Copy the records below exactly, leaving out any pictures.

--- BEGIN Data supplied ---

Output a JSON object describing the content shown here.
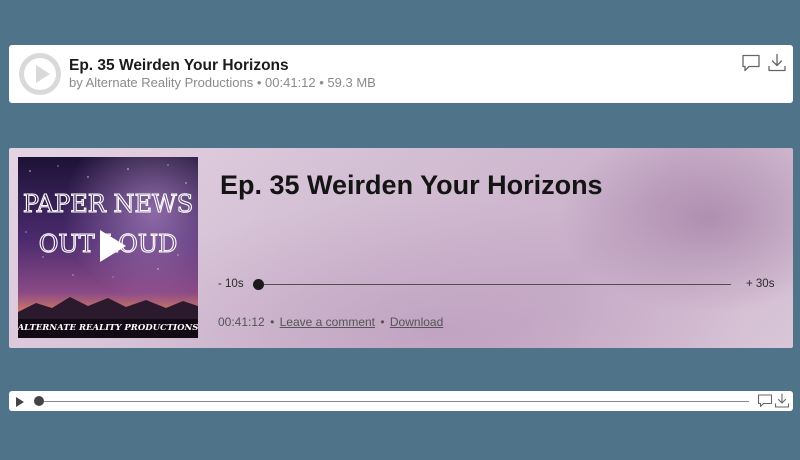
{
  "colors": {
    "page_background": "#4f7389",
    "card_background": "#ffffff",
    "featured_background": "#d3bfd4",
    "play_circle": "#d9d9d9"
  },
  "player_compact": {
    "title": "Ep. 35 Weirden Your Horizons",
    "meta": "by Alternate Reality Productions • 00:41:12 • 59.3 MB",
    "icons": [
      "play-icon",
      "comment-icon",
      "download-icon"
    ]
  },
  "player_featured": {
    "title": "Ep. 35 Weirden Your Horizons",
    "artwork": {
      "line1": "PAPER NEWS",
      "line2": "OUT LOUD",
      "footer": "ALTERNATE REALITY PRODUCTIONS"
    },
    "rewind_label": "- 10s",
    "forward_label": "+ 30s",
    "progress": 0,
    "duration": "00:41:12",
    "comment_link": "Leave a comment",
    "download_link": "Download",
    "separator": "•"
  },
  "player_slim": {
    "progress": 0,
    "icons": [
      "play-icon",
      "comment-icon",
      "download-icon"
    ]
  }
}
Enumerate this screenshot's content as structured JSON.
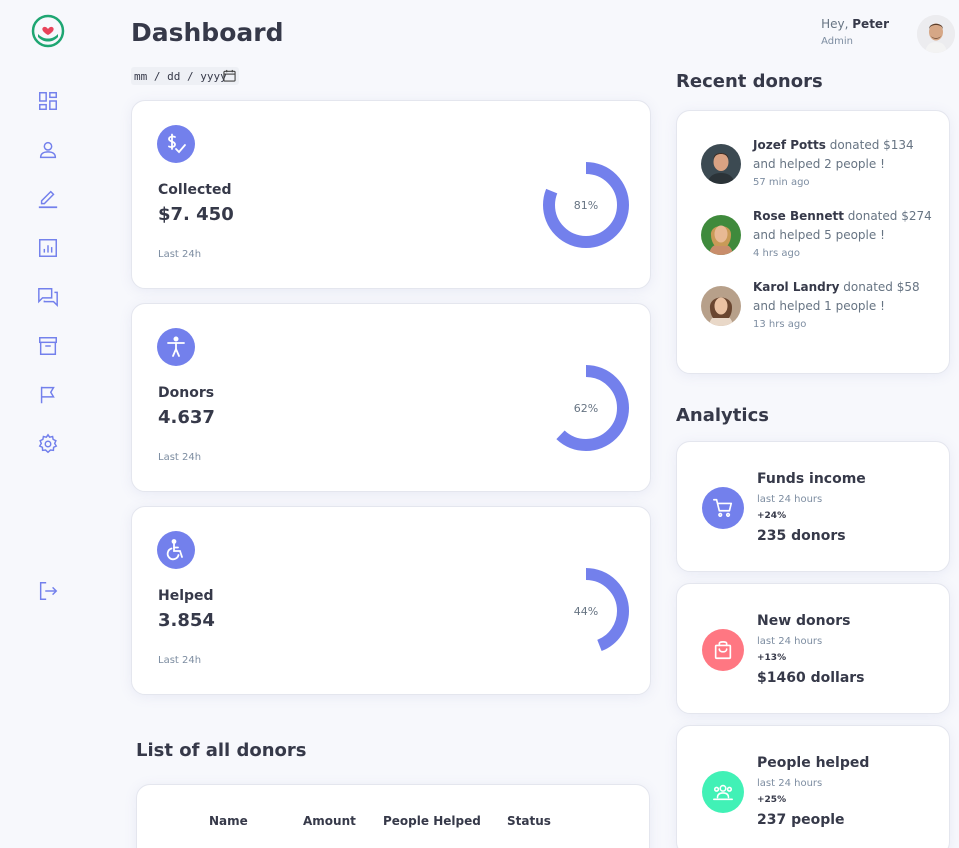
{
  "header": {
    "title": "Dashboard",
    "greeting": "Hey,",
    "user_name": "Peter",
    "role": "Admin",
    "date_placeholder": "mm / dd / yyyy"
  },
  "sidebar": {
    "items": [
      {
        "icon": "dashboard-icon"
      },
      {
        "icon": "person-icon"
      },
      {
        "icon": "edit-icon"
      },
      {
        "icon": "report-icon"
      },
      {
        "icon": "messages-icon"
      },
      {
        "icon": "archive-icon"
      },
      {
        "icon": "flag-icon"
      },
      {
        "icon": "settings-icon"
      },
      {
        "icon": "logout-icon"
      }
    ]
  },
  "stats": [
    {
      "label": "Collected",
      "value": "$7. 450",
      "footer": "Last 24h",
      "percent": 81,
      "percent_label": "81%"
    },
    {
      "label": "Donors",
      "value": "4.637",
      "footer": "Last 24h",
      "percent": 62,
      "percent_label": "62%"
    },
    {
      "label": "Helped",
      "value": "3.854",
      "footer": "Last 24h",
      "percent": 44,
      "percent_label": "44%"
    }
  ],
  "list": {
    "title": "List of all donors",
    "columns": [
      "Name",
      "Amount",
      "People Helped",
      "Status"
    ]
  },
  "recent": {
    "title": "Recent donors",
    "items": [
      {
        "name": "Jozef Potts",
        "action": "donated $134",
        "rest": "and helped 2 people !",
        "time": "57 min ago"
      },
      {
        "name": "Rose Bennett",
        "action": "donated $274",
        "rest": "and helped 5 people !",
        "time": "4 hrs ago"
      },
      {
        "name": "Karol Landry",
        "action": "donated $58",
        "rest": "and helped 1 people !",
        "time": "13 hrs ago"
      }
    ]
  },
  "analytics": {
    "title": "Analytics",
    "items": [
      {
        "title": "Funds income",
        "sub": "last 24 hours",
        "pct": "+24%",
        "value": "235 donors",
        "color": "#7380ec",
        "icon": "cart-icon"
      },
      {
        "title": "New donors",
        "sub": "last 24 hours",
        "pct": "+13%",
        "value": "$1460 dollars",
        "color": "#ff7782",
        "icon": "bag-icon"
      },
      {
        "title": "People helped",
        "sub": "last 24 hours",
        "pct": "+25%",
        "value": "237 people",
        "color": "#41f1b6",
        "icon": "group-icon"
      }
    ]
  },
  "colors": {
    "primary": "#7380ec",
    "danger": "#ff7782",
    "success": "#41f1b6",
    "brand": "#1ea672"
  }
}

--- END Data supplied ---

__Response for this exercise__
Output a JSON object describing the content shown here.
{
  "colors": {
    "page_background": "#4f7389",
    "card_background": "#ffffff",
    "featured_background": "#d3bfd4",
    "play_circle": "#d9d9d9"
  },
  "player_compact": {
    "title": "Ep. 35 Weirden Your Horizons",
    "meta": "by Alternate Reality Productions • 00:41:12 • 59.3 MB",
    "icons": [
      "play-icon",
      "comment-icon",
      "download-icon"
    ]
  },
  "player_featured": {
    "title": "Ep. 35 Weirden Your Horizons",
    "artwork": {
      "line1": "PAPER NEWS",
      "line2": "OUT LOUD",
      "footer": "ALTERNATE REALITY PRODUCTIONS"
    },
    "rewind_label": "- 10s",
    "forward_label": "+ 30s",
    "progress": 0,
    "duration": "00:41:12",
    "comment_link": "Leave a comment",
    "download_link": "Download",
    "separator": "•"
  },
  "player_slim": {
    "progress": 0,
    "icons": [
      "play-icon",
      "comment-icon",
      "download-icon"
    ]
  }
}
Enumerate this screenshot's content as structured JSON.
{
  "header": {
    "title": "Dashboard",
    "greeting": "Hey,",
    "user_name": "Peter",
    "role": "Admin",
    "date_placeholder": "mm / dd / yyyy"
  },
  "sidebar": {
    "items": [
      {
        "icon": "dashboard-icon"
      },
      {
        "icon": "person-icon"
      },
      {
        "icon": "edit-icon"
      },
      {
        "icon": "report-icon"
      },
      {
        "icon": "messages-icon"
      },
      {
        "icon": "archive-icon"
      },
      {
        "icon": "flag-icon"
      },
      {
        "icon": "settings-icon"
      },
      {
        "icon": "logout-icon"
      }
    ]
  },
  "stats": [
    {
      "label": "Collected",
      "value": "$7. 450",
      "footer": "Last 24h",
      "percent": 81,
      "percent_label": "81%"
    },
    {
      "label": "Donors",
      "value": "4.637",
      "footer": "Last 24h",
      "percent": 62,
      "percent_label": "62%"
    },
    {
      "label": "Helped",
      "value": "3.854",
      "footer": "Last 24h",
      "percent": 44,
      "percent_label": "44%"
    }
  ],
  "list": {
    "title": "List of all donors",
    "columns": [
      "Name",
      "Amount",
      "People Helped",
      "Status"
    ]
  },
  "recent": {
    "title": "Recent donors",
    "items": [
      {
        "name": "Jozef Potts",
        "action": "donated $134",
        "rest": "and helped 2 people !",
        "time": "57 min ago"
      },
      {
        "name": "Rose Bennett",
        "action": "donated $274",
        "rest": "and helped 5 people !",
        "time": "4 hrs ago"
      },
      {
        "name": "Karol Landry",
        "action": "donated $58",
        "rest": "and helped 1 people !",
        "time": "13 hrs ago"
      }
    ]
  },
  "analytics": {
    "title": "Analytics",
    "items": [
      {
        "title": "Funds income",
        "sub": "last 24 hours",
        "pct": "+24%",
        "value": "235 donors",
        "color": "#7380ec",
        "icon": "cart-icon"
      },
      {
        "title": "New donors",
        "sub": "last 24 hours",
        "pct": "+13%",
        "value": "$1460 dollars",
        "color": "#ff7782",
        "icon": "bag-icon"
      },
      {
        "title": "People helped",
        "sub": "last 24 hours",
        "pct": "+25%",
        "value": "237 people",
        "color": "#41f1b6",
        "icon": "group-icon"
      }
    ]
  },
  "colors": {
    "primary": "#7380ec",
    "danger": "#ff7782",
    "success": "#41f1b6",
    "brand": "#1ea672"
  }
}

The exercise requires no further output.